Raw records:
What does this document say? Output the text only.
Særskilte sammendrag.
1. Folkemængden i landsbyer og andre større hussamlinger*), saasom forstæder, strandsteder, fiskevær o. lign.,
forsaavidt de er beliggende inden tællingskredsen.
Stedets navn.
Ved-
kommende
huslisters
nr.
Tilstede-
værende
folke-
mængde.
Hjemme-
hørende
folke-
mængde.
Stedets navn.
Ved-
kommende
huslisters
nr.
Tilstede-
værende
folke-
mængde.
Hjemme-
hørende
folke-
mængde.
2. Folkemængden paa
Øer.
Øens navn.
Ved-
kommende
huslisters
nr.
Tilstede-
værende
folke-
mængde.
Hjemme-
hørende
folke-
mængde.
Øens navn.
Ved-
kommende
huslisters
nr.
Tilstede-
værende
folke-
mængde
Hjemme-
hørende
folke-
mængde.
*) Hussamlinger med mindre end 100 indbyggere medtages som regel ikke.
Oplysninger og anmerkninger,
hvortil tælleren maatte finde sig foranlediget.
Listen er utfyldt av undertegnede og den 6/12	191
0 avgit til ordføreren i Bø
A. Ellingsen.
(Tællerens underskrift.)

**YOUR GOAL**
Transcribe the whole listing with nothing added or left out.

**WRITTEN RESPONSE**
What does this document say? Output the text only.
Særskilte sammendrag.
1. Folkemængden i landsbyer og andre større hussamlinger*), saasom forstæder, strandsteder, fiskevær o. lign.,
forsaavidt de er beliggende inden tællingskredsen.
Stedets navn.
Ved-
kommende
huslisters
nr.
Tilstede-
værende
folke-
mængde.
Hjemme-
hørende
folke-
mængde.
Stedets navn.
Ved-
kommende
huslisters
nr.
Tilstede-
værende
folke-
mængde.
Hjemme-
hørende
folke-
mængde.
2. Folkemængden paa
Øer.
Øens navn.
Ved-
kommende
huslisters
nr.
Tilstede-
værende
folke-
mængde.
Hjemme-
hørende
folke-
mængde.
Øens navn.
Ved-
kommende
huslisters
nr.
Tilstede-
værende
folke-
mængde
Hjemme-
hørende
folke-
mængde.
*) Hussamlinger med mindre end 100 indbyggere medtages som regel ikke.
Oplysninger og anmerkninger,
hvortil tælleren maatte finde sig foranlediget.
Listen er utfyldt av undertegnede og den 6/12	191
0 avgit til ordføreren i Bø
A. Ellingsen.
(Tællerens underskrift.)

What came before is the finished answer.